§ **Input rows**:
## START
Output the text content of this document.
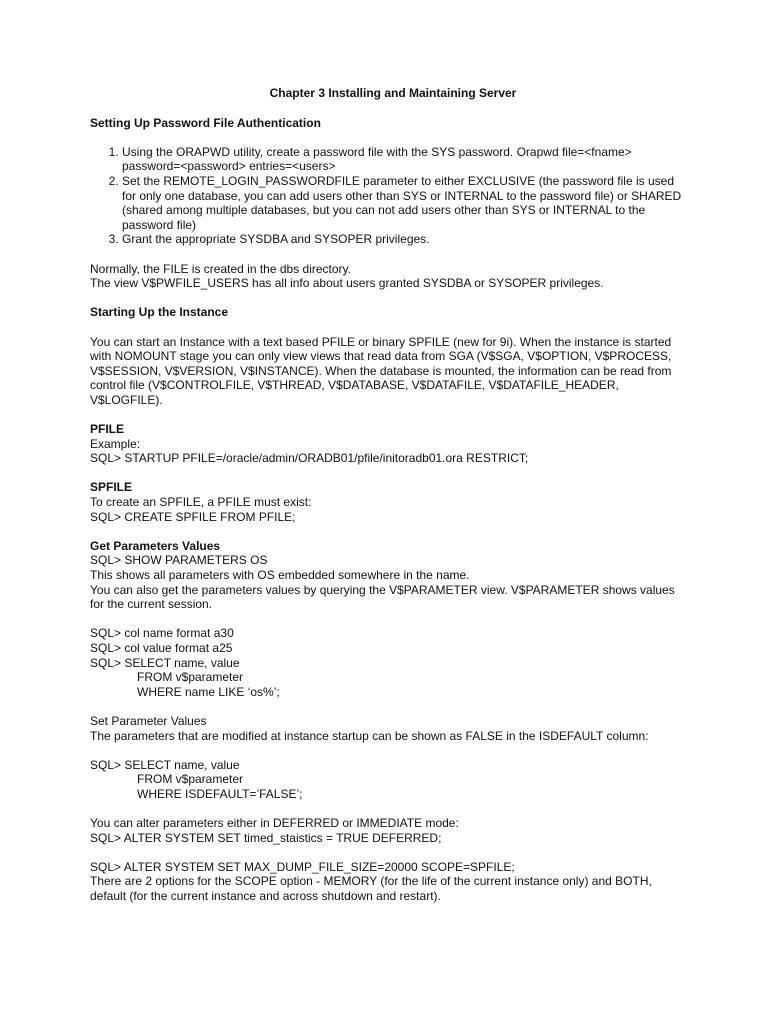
Chapter 3 Installing and Maintaining Server

Setting Up Password File Authentication

1. Using the ORAPWD utility, create a password file with the SYS password. Orapwd file=<fname> password=<password> entries=<users>
2. Set the REMOTE_LOGIN_PASSWORDFILE parameter to either EXCLUSIVE (the password file is used for only one database, you can add users other than SYS or INTERNAL to the password file) or SHARED (shared among multiple databases, but you can not add users other than SYS or INTERNAL to the password file)
3. Grant the appropriate SYSDBA and SYSOPER privileges.

Normally, the FILE is created in the dbs directory.

The view V$PWFILE_USERS has all info about users granted SYSDBA or SYSOPER privileges.

Starting Up the Instance

You can start an Instance with a text based PFILE or binary SPFILE (new for 9i). When the instance is started with NOMOUNT stage you can only view views that read data from SGA (V$SGA, V$OPTION, V$PROCESS, V$SESSION, V$VERSION, V$INSTANCE). When the database is mounted, the information can be read from control file (V$CONTROLFILE, V$THREAD, V$DATABASE, V$DATAFILE, V$DATAFILE_HEADER, V$LOGFILE).

PFILE

Example:

SQL> STARTUP PFILE=/oracle/admin/ORADB01/pfile/initoradb01.ora RESTRICT;

SPFILE

To create an SPFILE, a PFILE must exist:

SQL> CREATE SPFILE FROM PFILE;

Get Parameters Values

SQL> SHOW PARAMETERS OS

This shows all parameters with OS embedded somewhere in the name.

You can also get the parameters values by querying the V$PARAMETER view. V$PARAMETER shows values for the current session.

SQL> col name format a30

SQL> col value format a25

SQL> SELECT name, value

FROM v$parameter

WHERE name LIKE ‘os%’;

Set Parameter Values

The parameters that are modified at instance startup can be shown as FALSE in the ISDEFAULT column:

SQL> SELECT name, value

FROM v$parameter

WHERE ISDEFAULT=’FALSE’;

You can alter parameters either in DEFERRED or IMMEDIATE mode:

SQL> ALTER SYSTEM SET timed_staistics = TRUE DEFERRED;

SQL> ALTER SYSTEM SET MAX_DUMP_FILE_SIZE=20000 SCOPE=SPFILE;

There are 2 options for the SCOPE option - MEMORY (for the life of the current instance only) and BOTH, default (for the current instance and across shutdown and restart).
## END
§ **Your goal**: Respond with the number of lines containing "shows" and no additional words.

§ **Finished task**: 2